WORK TO BE COMPLETED: Report the number of lines containing "category", with no other words.

(Excerpts from a figure dataset)
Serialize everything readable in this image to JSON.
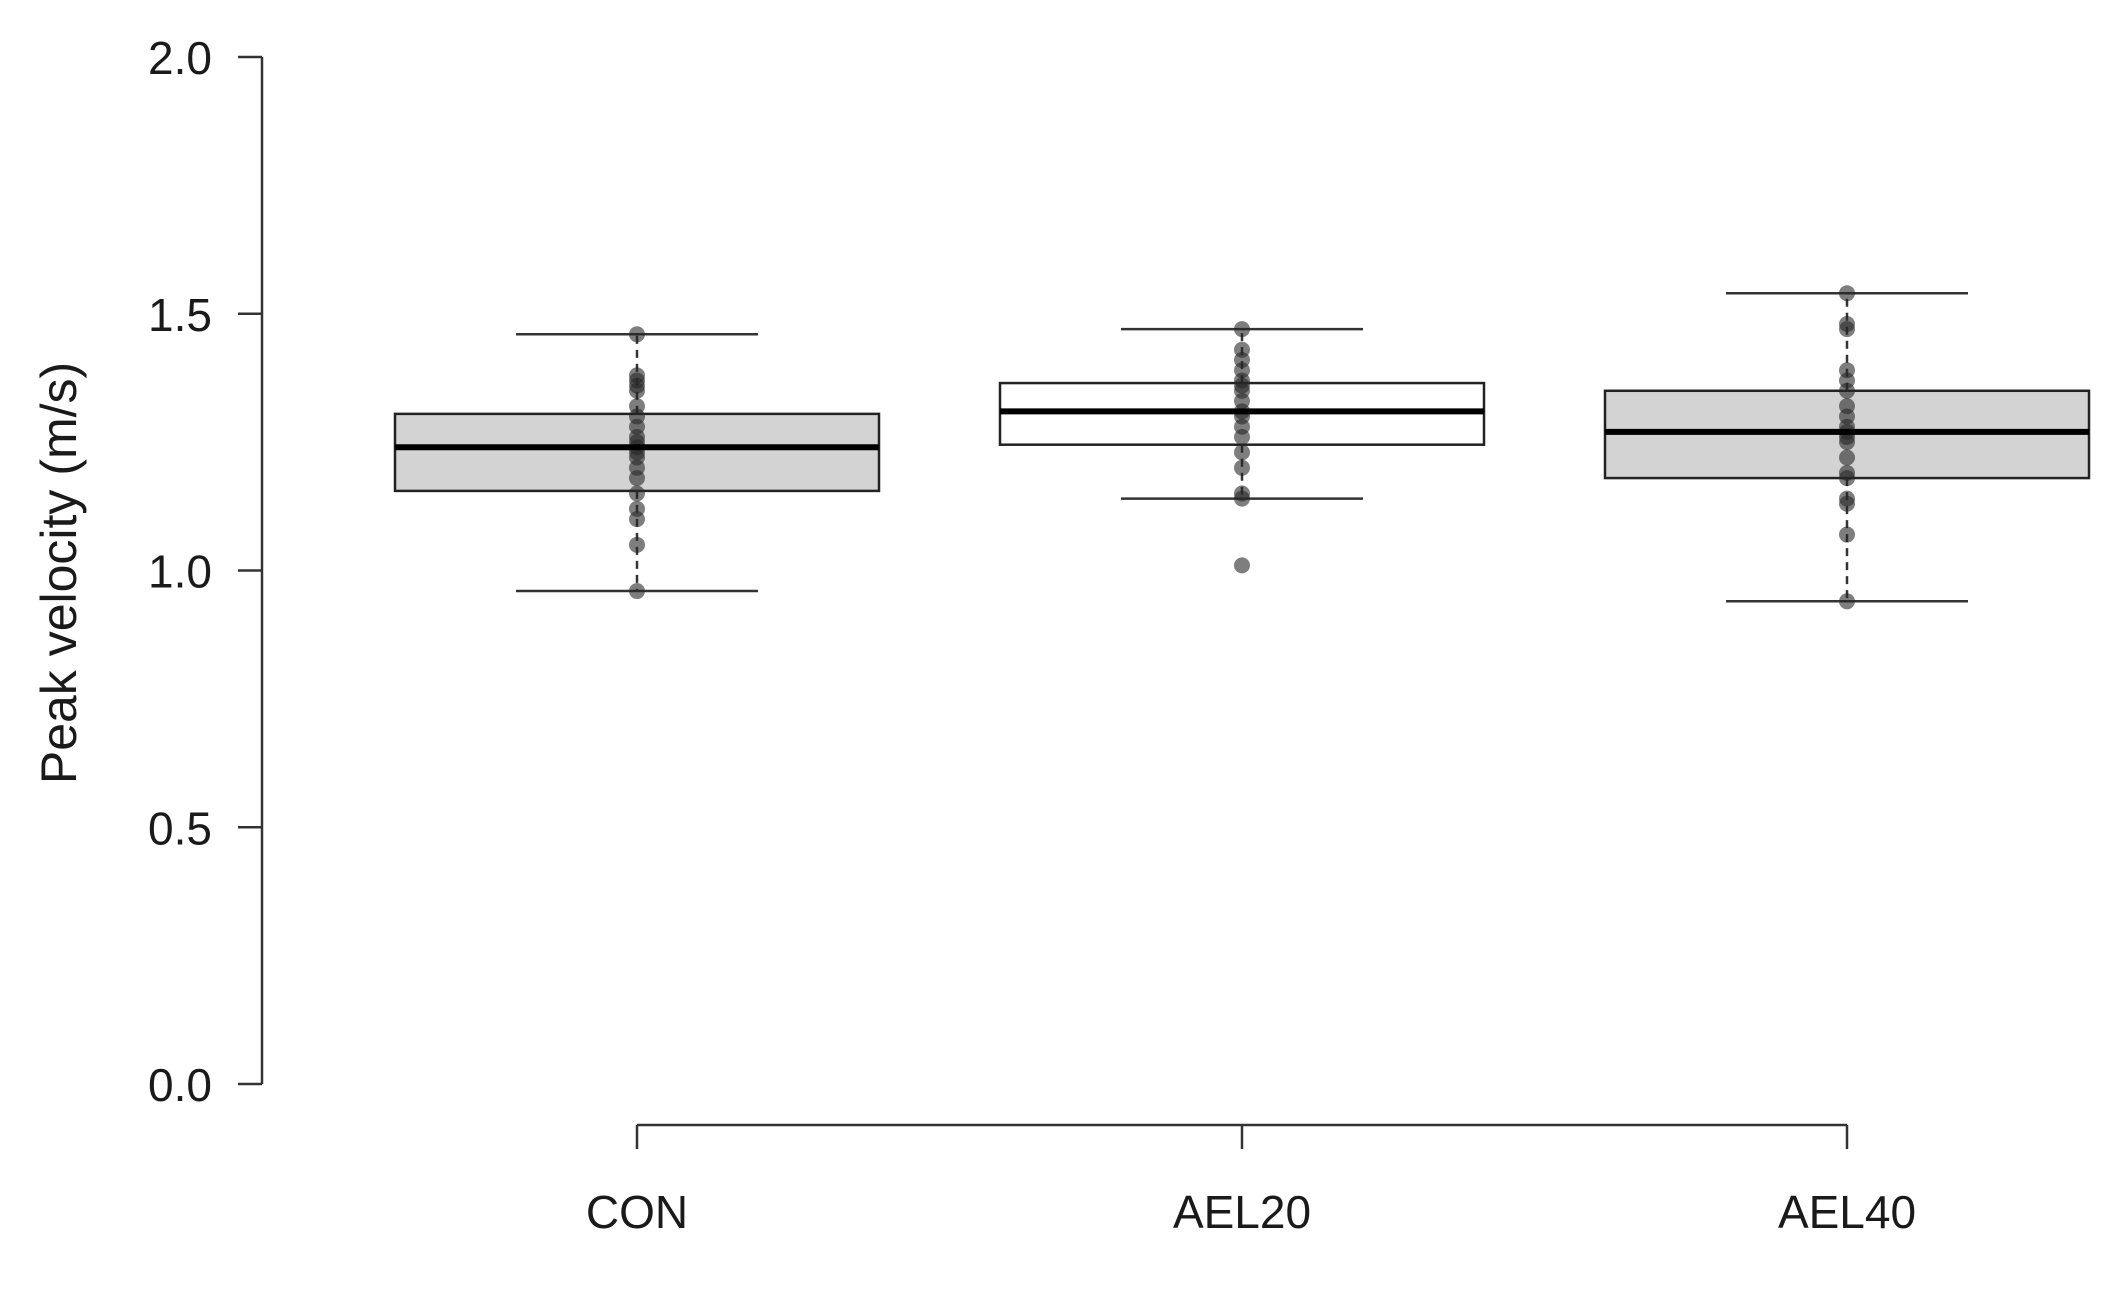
{
  "chart_data": {
    "type": "box",
    "title": "",
    "xlabel": "",
    "ylabel": "Peak velocity (m/s)",
    "ylim": [
      0.0,
      2.0
    ],
    "yticks": [
      "0.0",
      "0.5",
      "1.0",
      "1.5",
      "2.0"
    ],
    "yticks_values": [
      0.0,
      0.5,
      1.0,
      1.5,
      2.0
    ],
    "categories": [
      "CON",
      "AEL20",
      "AEL40"
    ],
    "grid": false,
    "legend": "none",
    "boxes": [
      {
        "category": "CON",
        "fill": "#d3d3d3",
        "whisker_low": 0.96,
        "q1": 1.155,
        "median": 1.24,
        "q3": 1.305,
        "whisker_high": 1.46,
        "points": [
          0.96,
          1.05,
          1.1,
          1.12,
          1.15,
          1.18,
          1.2,
          1.22,
          1.23,
          1.24,
          1.25,
          1.26,
          1.28,
          1.3,
          1.32,
          1.35,
          1.36,
          1.37,
          1.38,
          1.46
        ]
      },
      {
        "category": "AEL20",
        "fill": "#ffffff",
        "whisker_low": 1.14,
        "q1": 1.245,
        "median": 1.31,
        "q3": 1.365,
        "whisker_high": 1.47,
        "points": [
          1.01,
          1.14,
          1.15,
          1.2,
          1.23,
          1.26,
          1.28,
          1.3,
          1.31,
          1.33,
          1.35,
          1.36,
          1.37,
          1.39,
          1.41,
          1.43,
          1.47
        ]
      },
      {
        "category": "AEL40",
        "fill": "#d3d3d3",
        "whisker_low": 0.94,
        "q1": 1.18,
        "median": 1.27,
        "q3": 1.35,
        "whisker_high": 1.54,
        "points": [
          0.94,
          1.07,
          1.13,
          1.14,
          1.18,
          1.19,
          1.22,
          1.25,
          1.26,
          1.27,
          1.28,
          1.3,
          1.32,
          1.35,
          1.37,
          1.39,
          1.47,
          1.48,
          1.54
        ]
      }
    ]
  }
}
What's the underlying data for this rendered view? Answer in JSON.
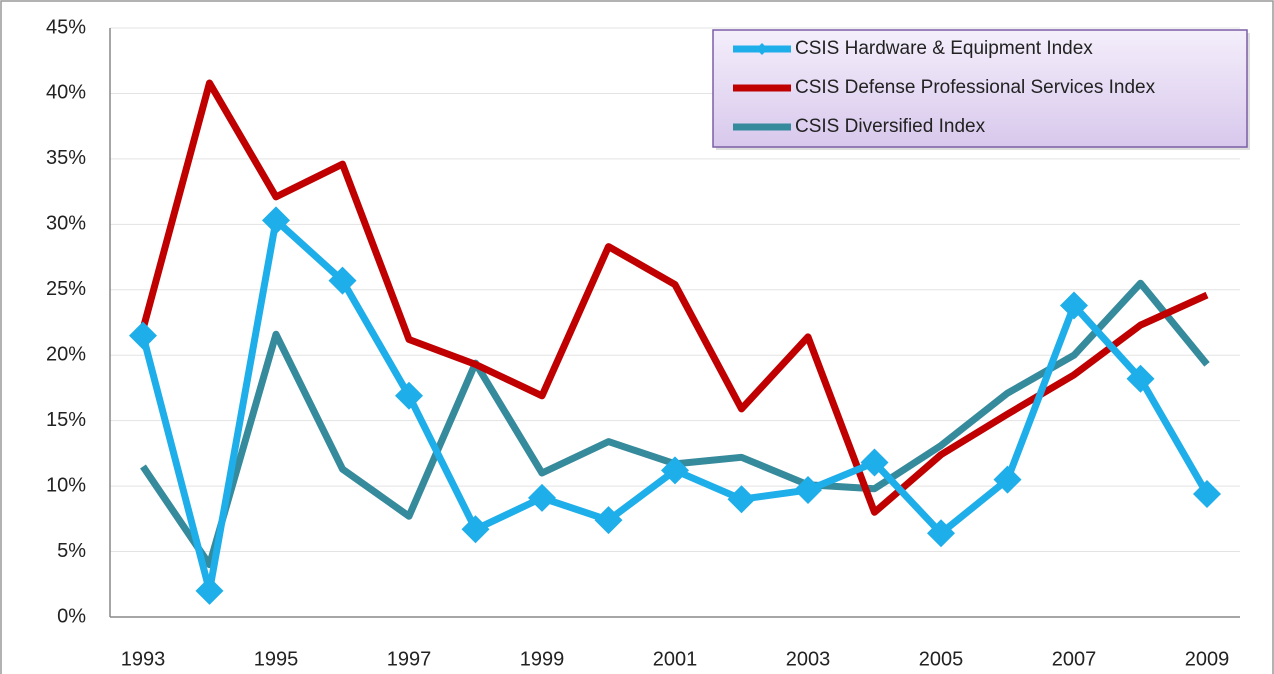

CORRECT ANSWER: 3